■ **TASK DIRECTIONS**
Can you transcribe every entry word for word, skipping the images?

■ **SUPPLIED DATA**

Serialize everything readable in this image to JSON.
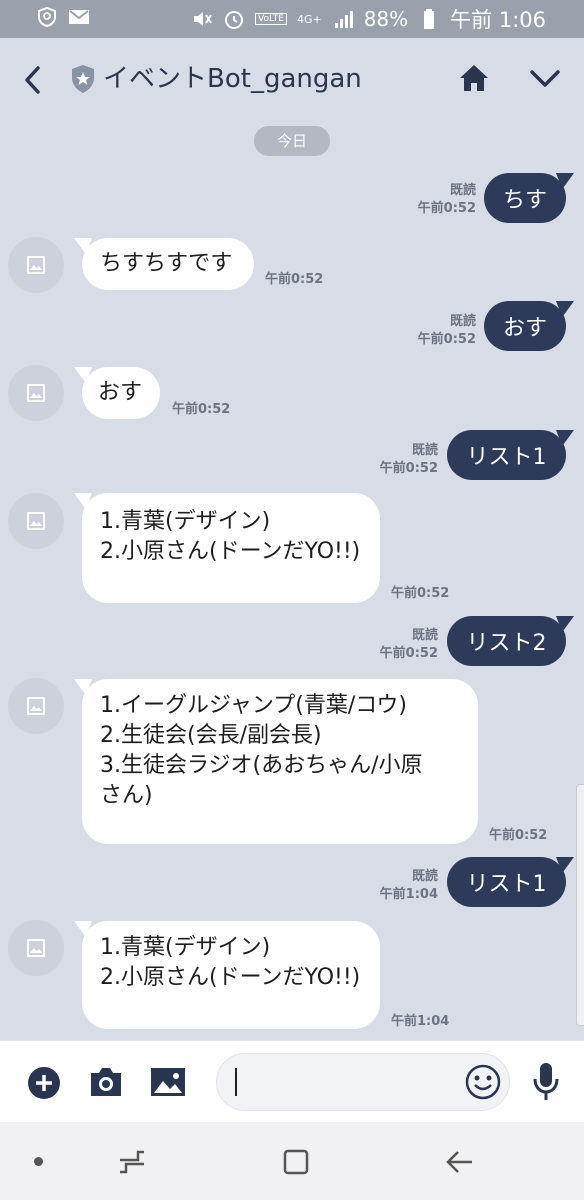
{
  "status_bar": {
    "battery_text": "88%",
    "time_text": "午前 1:06",
    "network_text": "4G+",
    "volte_text": "VoLTE"
  },
  "header": {
    "title": "イベントBot_gangan"
  },
  "chat": {
    "date_label": "今日",
    "messages": [
      {
        "side": "out",
        "text": "ちす",
        "read": "既読",
        "time": "午前0:52"
      },
      {
        "side": "in",
        "text": "ちすちすです",
        "time": "午前0:52"
      },
      {
        "side": "out",
        "text": "おす",
        "read": "既読",
        "time": "午前0:52"
      },
      {
        "side": "in",
        "text": "おす",
        "time": "午前0:52"
      },
      {
        "side": "out",
        "text": "リスト1",
        "read": "既読",
        "time": "午前0:52"
      },
      {
        "side": "in",
        "text": "1.青葉(デザイン)\n2.小原さん(ドーンだYO!!)",
        "time": "午前0:52"
      },
      {
        "side": "out",
        "text": "リスト2",
        "read": "既読",
        "time": "午前0:52"
      },
      {
        "side": "in",
        "text": "1.イーグルジャンプ(青葉/コウ)\n2.生徒会(会長/副会長)\n3.生徒会ラジオ(あおちゃん/小原\nさん)",
        "time": "午前0:52"
      },
      {
        "side": "out",
        "text": "リスト1",
        "read": "既読",
        "time": "午前1:04"
      },
      {
        "side": "in",
        "text": "1.青葉(デザイン)\n2.小原さん(ドーンだYO!!)",
        "time": "午前1:04"
      }
    ]
  },
  "input": {
    "placeholder": ""
  },
  "colors": {
    "background": "#d7dce6",
    "outgoing_bubble": "#2d3a5a",
    "incoming_bubble": "#ffffff",
    "header_text": "#2a3550"
  },
  "icons": [
    "back-arrow-icon",
    "shield-star-icon",
    "home-icon",
    "chevron-down-icon",
    "plus-icon",
    "camera-icon",
    "image-icon",
    "emoji-icon",
    "microphone-icon"
  ]
}
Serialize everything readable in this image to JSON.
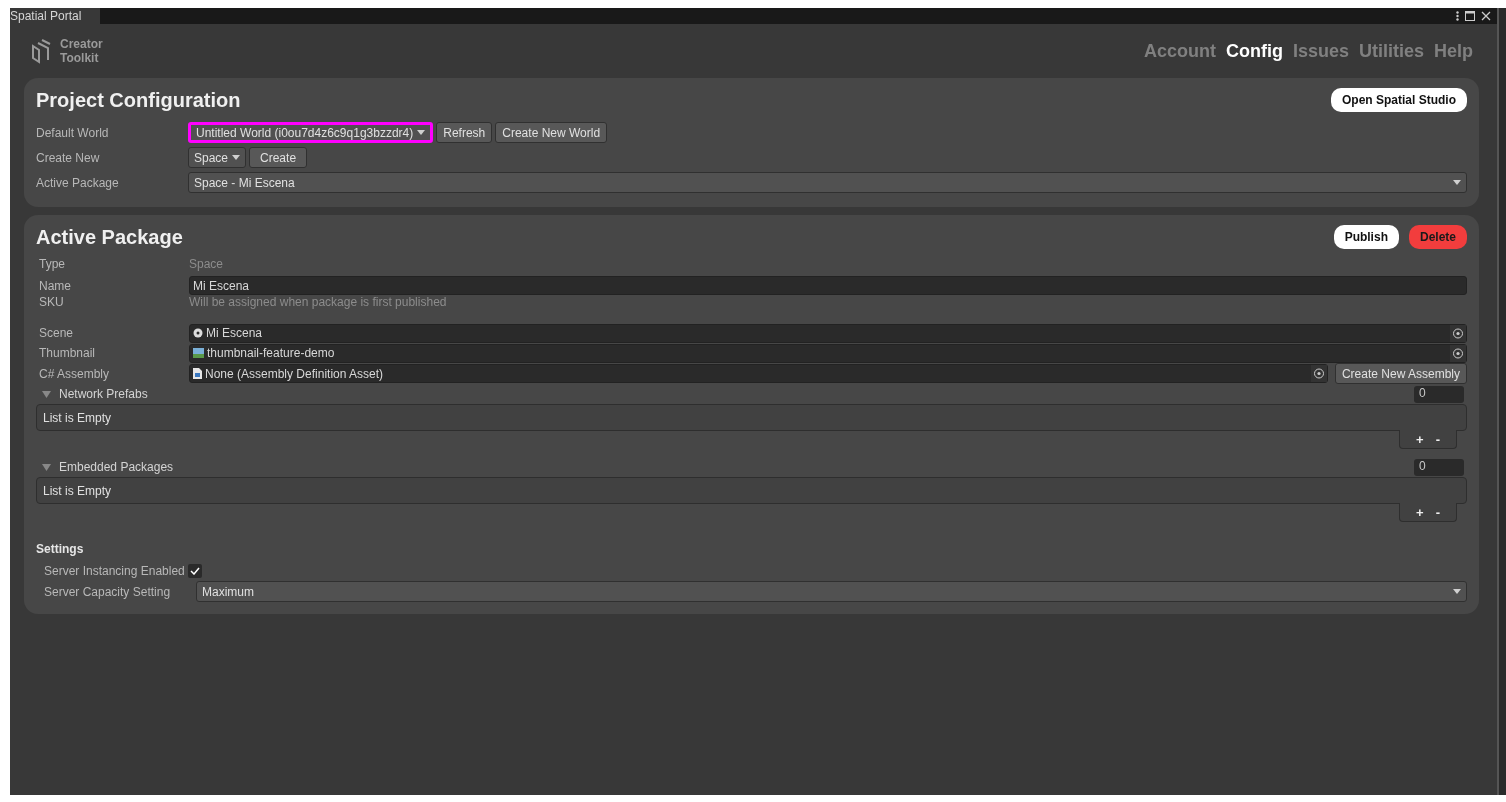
{
  "window": {
    "title": "Spatial Portal"
  },
  "header": {
    "logo_lines": [
      "Creator",
      "Toolkit"
    ],
    "nav": [
      {
        "label": "Account",
        "selected": false
      },
      {
        "label": "Config",
        "selected": true
      },
      {
        "label": "Issues",
        "selected": false
      },
      {
        "label": "Utilities",
        "selected": false
      },
      {
        "label": "Help",
        "selected": false
      }
    ]
  },
  "project_configuration": {
    "title": "Project Configuration",
    "action": "Open Spatial Studio",
    "default_world": {
      "label": "Default World",
      "value": "Untitled World (i0ou7d4z6c9q1g3bzzdr4)",
      "highlighted": true,
      "buttons": [
        "Refresh",
        "Create New World"
      ]
    },
    "create_new": {
      "label": "Create New",
      "value": "Space",
      "button": "Create"
    },
    "active_package": {
      "label": "Active Package",
      "value": "Space - Mi Escena"
    }
  },
  "active_package": {
    "title": "Active Package",
    "actions": [
      {
        "label": "Publish",
        "kind": "primary"
      },
      {
        "label": "Delete",
        "kind": "danger"
      }
    ],
    "fields": [
      {
        "label": "Type",
        "value": "Space",
        "kind": "readonly"
      },
      {
        "label": "Name",
        "value": "Mi Escena",
        "kind": "input"
      },
      {
        "label": "SKU",
        "value": "Will be assigned when package is first published",
        "kind": "readonly"
      },
      {
        "label": "Scene",
        "value": "Mi Escena",
        "kind": "object"
      },
      {
        "label": "Thumbnail",
        "value": "thumbnail-feature-demo",
        "kind": "object"
      },
      {
        "label": "C# Assembly",
        "value": "None (Assembly Definition Asset)",
        "kind": "object",
        "button": "Create New Assembly"
      }
    ],
    "lists": [
      {
        "label": "Network Prefabs",
        "expanded": true,
        "count": "0",
        "empty_text": "List is Empty",
        "add": "+",
        "remove": "-"
      },
      {
        "label": "Embedded Packages",
        "expanded": true,
        "count": "0",
        "empty_text": "List is Empty",
        "add": "+",
        "remove": "-"
      }
    ],
    "settings": {
      "title": "Settings",
      "instancing": {
        "label": "Server Instancing Enabled",
        "checked": true
      },
      "capacity": {
        "label": "Server Capacity Setting",
        "value": "Maximum"
      }
    }
  }
}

■ **IN RESPONSE**
Serialize everything readable in this image to JSON.
{
  "status_bar": {
    "battery_text": "88%",
    "time_text": "午前 1:06",
    "network_text": "4G+",
    "volte_text": "VoLTE"
  },
  "header": {
    "title": "イベントBot_gangan"
  },
  "chat": {
    "date_label": "今日",
    "messages": [
      {
        "side": "out",
        "text": "ちす",
        "read": "既読",
        "time": "午前0:52"
      },
      {
        "side": "in",
        "text": "ちすちすです",
        "time": "午前0:52"
      },
      {
        "side": "out",
        "text": "おす",
        "read": "既読",
        "time": "午前0:52"
      },
      {
        "side": "in",
        "text": "おす",
        "time": "午前0:52"
      },
      {
        "side": "out",
        "text": "リスト1",
        "read": "既読",
        "time": "午前0:52"
      },
      {
        "side": "in",
        "text": "1.青葉(デザイン)\n2.小原さん(ドーンだYO!!)",
        "time": "午前0:52"
      },
      {
        "side": "out",
        "text": "リスト2",
        "read": "既読",
        "time": "午前0:52"
      },
      {
        "side": "in",
        "text": "1.イーグルジャンプ(青葉/コウ)\n2.生徒会(会長/副会長)\n3.生徒会ラジオ(あおちゃん/小原\nさん)",
        "time": "午前0:52"
      },
      {
        "side": "out",
        "text": "リスト1",
        "read": "既読",
        "time": "午前1:04"
      },
      {
        "side": "in",
        "text": "1.青葉(デザイン)\n2.小原さん(ドーンだYO!!)",
        "time": "午前1:04"
      }
    ]
  },
  "input": {
    "placeholder": ""
  },
  "colors": {
    "background": "#d7dce6",
    "outgoing_bubble": "#2d3a5a",
    "incoming_bubble": "#ffffff",
    "header_text": "#2a3550"
  },
  "icons": [
    "back-arrow-icon",
    "shield-star-icon",
    "home-icon",
    "chevron-down-icon",
    "plus-icon",
    "camera-icon",
    "image-icon",
    "emoji-icon",
    "microphone-icon"
  ]
}
Serialize everything readable in this image to JSON.
{
  "window": {
    "title": "Spatial Portal"
  },
  "header": {
    "logo_lines": [
      "Creator",
      "Toolkit"
    ],
    "nav": [
      {
        "label": "Account",
        "selected": false
      },
      {
        "label": "Config",
        "selected": true
      },
      {
        "label": "Issues",
        "selected": false
      },
      {
        "label": "Utilities",
        "selected": false
      },
      {
        "label": "Help",
        "selected": false
      }
    ]
  },
  "project_configuration": {
    "title": "Project Configuration",
    "action": "Open Spatial Studio",
    "default_world": {
      "label": "Default World",
      "value": "Untitled World (i0ou7d4z6c9q1g3bzzdr4)",
      "highlighted": true,
      "buttons": [
        "Refresh",
        "Create New World"
      ]
    },
    "create_new": {
      "label": "Create New",
      "value": "Space",
      "button": "Create"
    },
    "active_package": {
      "label": "Active Package",
      "value": "Space - Mi Escena"
    }
  },
  "active_package": {
    "title": "Active Package",
    "actions": [
      {
        "label": "Publish",
        "kind": "primary"
      },
      {
        "label": "Delete",
        "kind": "danger"
      }
    ],
    "fields": [
      {
        "label": "Type",
        "value": "Space",
        "kind": "readonly"
      },
      {
        "label": "Name",
        "value": "Mi Escena",
        "kind": "input"
      },
      {
        "label": "SKU",
        "value": "Will be assigned when package is first published",
        "kind": "readonly"
      },
      {
        "label": "Scene",
        "value": "Mi Escena",
        "kind": "object"
      },
      {
        "label": "Thumbnail",
        "value": "thumbnail-feature-demo",
        "kind": "object"
      },
      {
        "label": "C# Assembly",
        "value": "None (Assembly Definition Asset)",
        "kind": "object",
        "button": "Create New Assembly"
      }
    ],
    "lists": [
      {
        "label": "Network Prefabs",
        "expanded": true,
        "count": "0",
        "empty_text": "List is Empty",
        "add": "+",
        "remove": "-"
      },
      {
        "label": "Embedded Packages",
        "expanded": true,
        "count": "0",
        "empty_text": "List is Empty",
        "add": "+",
        "remove": "-"
      }
    ],
    "settings": {
      "title": "Settings",
      "instancing": {
        "label": "Server Instancing Enabled",
        "checked": true
      },
      "capacity": {
        "label": "Server Capacity Setting",
        "value": "Maximum"
      }
    }
  }
}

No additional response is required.